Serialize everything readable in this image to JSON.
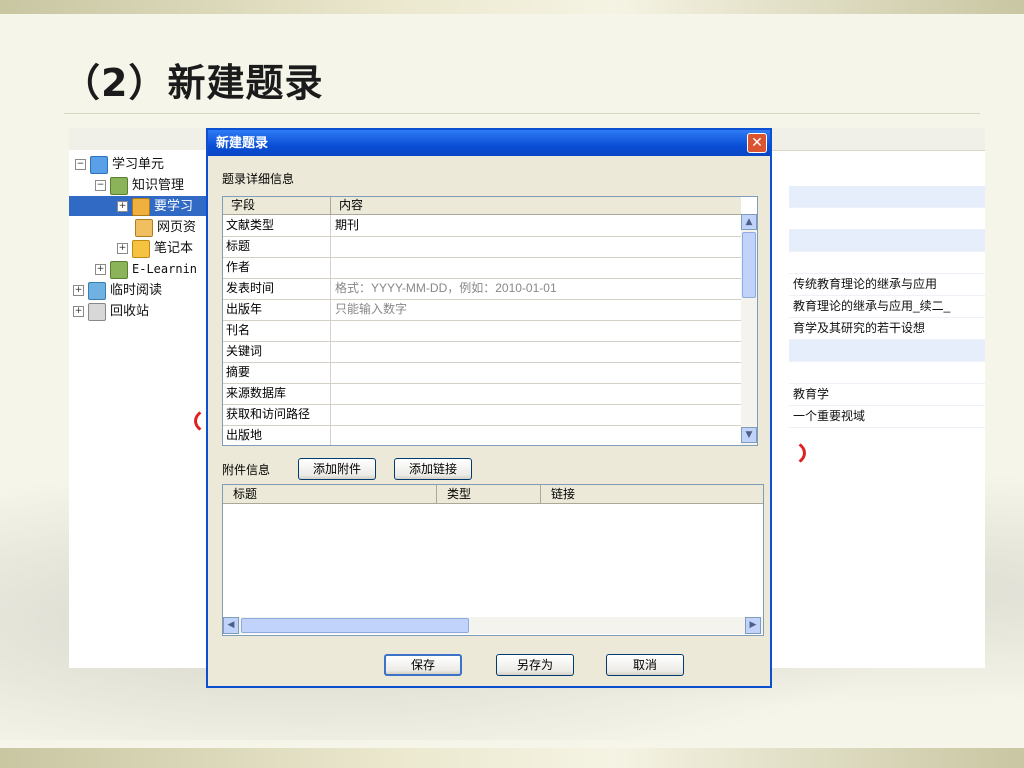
{
  "slide": {
    "title": "（2）新建题录"
  },
  "tree": {
    "items": [
      {
        "label": "学习单元",
        "expander": "−"
      },
      {
        "label": "知识管理",
        "expander": "−"
      },
      {
        "label": "要学习",
        "expander": "+"
      },
      {
        "label": "网页资",
        "expander": ""
      },
      {
        "label": "笔记本",
        "expander": "+"
      },
      {
        "label": "E-Learnin",
        "expander": "+"
      },
      {
        "label": "临时阅读",
        "expander": "+"
      },
      {
        "label": "回收站",
        "expander": "+"
      }
    ]
  },
  "right_list": {
    "rows": [
      "",
      "",
      "",
      "",
      "传统教育理论的继承与应用",
      "教育理论的继承与应用_续二_",
      "育学及其研究的若干设想",
      "",
      "",
      "教育学",
      "一个重要视域"
    ]
  },
  "dialog": {
    "title": "新建题录",
    "close_glyph": "✕",
    "detail_label": "题录详细信息",
    "columns": {
      "field": "字段",
      "content": "内容"
    },
    "rows": [
      {
        "field": "文献类型",
        "value": "期刊"
      },
      {
        "field": "标题",
        "value": ""
      },
      {
        "field": "作者",
        "value": ""
      },
      {
        "field": "发表时间",
        "value": "格式：YYYY-MM-DD，例如：2010-01-01"
      },
      {
        "field": "出版年",
        "value": "只能输入数字"
      },
      {
        "field": "刊名",
        "value": ""
      },
      {
        "field": "关键词",
        "value": ""
      },
      {
        "field": "摘要",
        "value": ""
      },
      {
        "field": "来源数据库",
        "value": ""
      },
      {
        "field": "获取和访问路径",
        "value": ""
      },
      {
        "field": "出版地",
        "value": ""
      }
    ],
    "attachments": {
      "label": "附件信息",
      "add_attachment": "添加附件",
      "add_link": "添加链接",
      "columns": [
        "标题",
        "类型",
        "链接"
      ]
    },
    "buttons": {
      "save": "保存",
      "save_as": "另存为",
      "cancel": "取消"
    }
  }
}
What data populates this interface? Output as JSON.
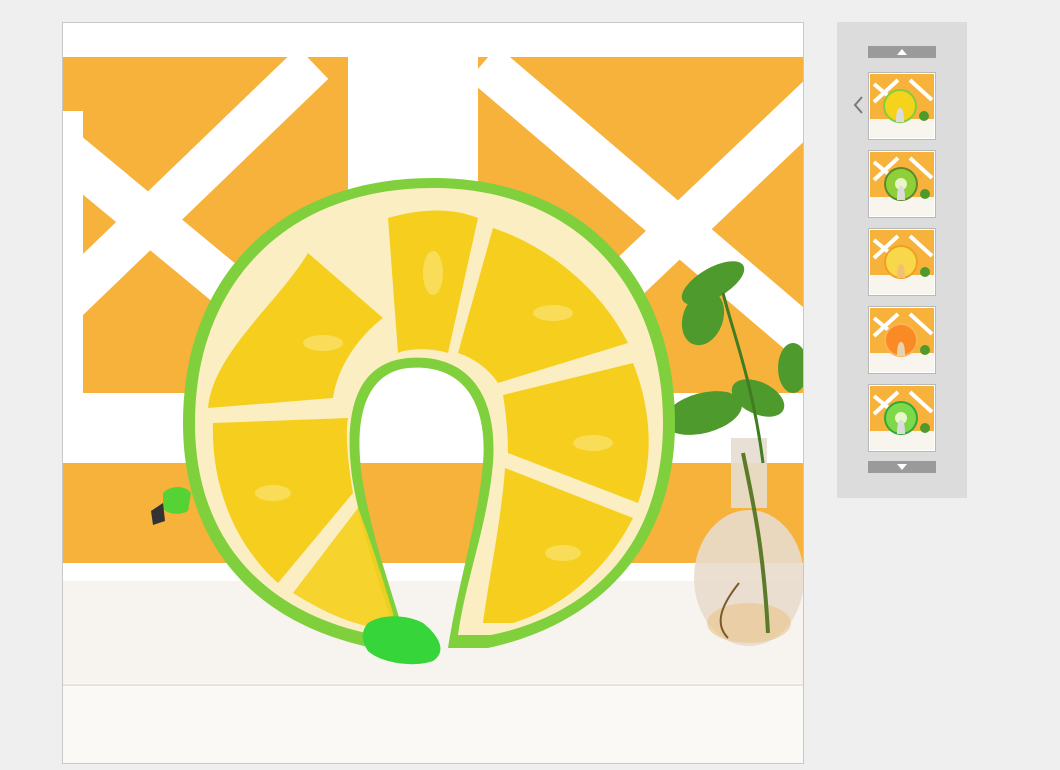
{
  "gallery": {
    "main_image_icon": "lemon-neck-pillow-photo",
    "scroll_up_icon": "chevron-up-icon",
    "scroll_down_icon": "chevron-down-icon",
    "prev_icon": "chevron-left-icon",
    "thumbnails": [
      {
        "icon": "lemon-pillow-thumbnail",
        "color": "#f5d31a",
        "accent": "#7bd13b"
      },
      {
        "icon": "kiwi-pillow-thumbnail",
        "color": "#8fd039",
        "accent": "#4a7a1c"
      },
      {
        "icon": "pineapple-pillow-thumbnail",
        "color": "#f8d84a",
        "accent": "#f0a020"
      },
      {
        "icon": "orange-pillow-thumbnail",
        "color": "#f98a24",
        "accent": "#ffb254"
      },
      {
        "icon": "watermelon-pillow-thumbnail",
        "color": "#7ed84a",
        "accent": "#e7f7c8"
      }
    ],
    "colors": {
      "background": "#efefef",
      "panel": "#dcdcdc",
      "scroll_button": "#9a9a9a",
      "wall": "#f7b338",
      "lattice": "#ffffff",
      "lemon_flesh": "#f6cf1e",
      "lemon_pith": "#fbeec0",
      "lemon_rind": "#7fd03c"
    }
  }
}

========================================

Work to be completed »
Produce an exact copy of each line of data, skipping embedded images.

Output for this task »
Serialize everything readable in this image to JSON.
{
  "slide": {
    "title": "（2）新建题录"
  },
  "tree": {
    "items": [
      {
        "label": "学习单元",
        "expander": "−"
      },
      {
        "label": "知识管理",
        "expander": "−"
      },
      {
        "label": "要学习",
        "expander": "+"
      },
      {
        "label": "网页资",
        "expander": ""
      },
      {
        "label": "笔记本",
        "expander": "+"
      },
      {
        "label": "E-Learnin",
        "expander": "+"
      },
      {
        "label": "临时阅读",
        "expander": "+"
      },
      {
        "label": "回收站",
        "expander": "+"
      }
    ]
  },
  "right_list": {
    "rows": [
      "",
      "",
      "",
      "",
      "传统教育理论的继承与应用",
      "教育理论的继承与应用_续二_",
      "育学及其研究的若干设想",
      "",
      "",
      "教育学",
      "一个重要视域"
    ]
  },
  "dialog": {
    "title": "新建题录",
    "close_glyph": "✕",
    "detail_label": "题录详细信息",
    "columns": {
      "field": "字段",
      "content": "内容"
    },
    "rows": [
      {
        "field": "文献类型",
        "value": "期刊"
      },
      {
        "field": "标题",
        "value": ""
      },
      {
        "field": "作者",
        "value": ""
      },
      {
        "field": "发表时间",
        "value": "格式：YYYY-MM-DD，例如：2010-01-01"
      },
      {
        "field": "出版年",
        "value": "只能输入数字"
      },
      {
        "field": "刊名",
        "value": ""
      },
      {
        "field": "关键词",
        "value": ""
      },
      {
        "field": "摘要",
        "value": ""
      },
      {
        "field": "来源数据库",
        "value": ""
      },
      {
        "field": "获取和访问路径",
        "value": ""
      },
      {
        "field": "出版地",
        "value": ""
      }
    ],
    "attachments": {
      "label": "附件信息",
      "add_attachment": "添加附件",
      "add_link": "添加链接",
      "columns": [
        "标题",
        "类型",
        "链接"
      ]
    },
    "buttons": {
      "save": "保存",
      "save_as": "另存为",
      "cancel": "取消"
    }
  }
}
What data populates this interface? Output as JSON.
{
  "gallery": {
    "main_image_icon": "lemon-neck-pillow-photo",
    "scroll_up_icon": "chevron-up-icon",
    "scroll_down_icon": "chevron-down-icon",
    "prev_icon": "chevron-left-icon",
    "thumbnails": [
      {
        "icon": "lemon-pillow-thumbnail",
        "color": "#f5d31a",
        "accent": "#7bd13b"
      },
      {
        "icon": "kiwi-pillow-thumbnail",
        "color": "#8fd039",
        "accent": "#4a7a1c"
      },
      {
        "icon": "pineapple-pillow-thumbnail",
        "color": "#f8d84a",
        "accent": "#f0a020"
      },
      {
        "icon": "orange-pillow-thumbnail",
        "color": "#f98a24",
        "accent": "#ffb254"
      },
      {
        "icon": "watermelon-pillow-thumbnail",
        "color": "#7ed84a",
        "accent": "#e7f7c8"
      }
    ],
    "colors": {
      "background": "#efefef",
      "panel": "#dcdcdc",
      "scroll_button": "#9a9a9a",
      "wall": "#f7b338",
      "lattice": "#ffffff",
      "lemon_flesh": "#f6cf1e",
      "lemon_pith": "#fbeec0",
      "lemon_rind": "#7fd03c"
    }
  }
}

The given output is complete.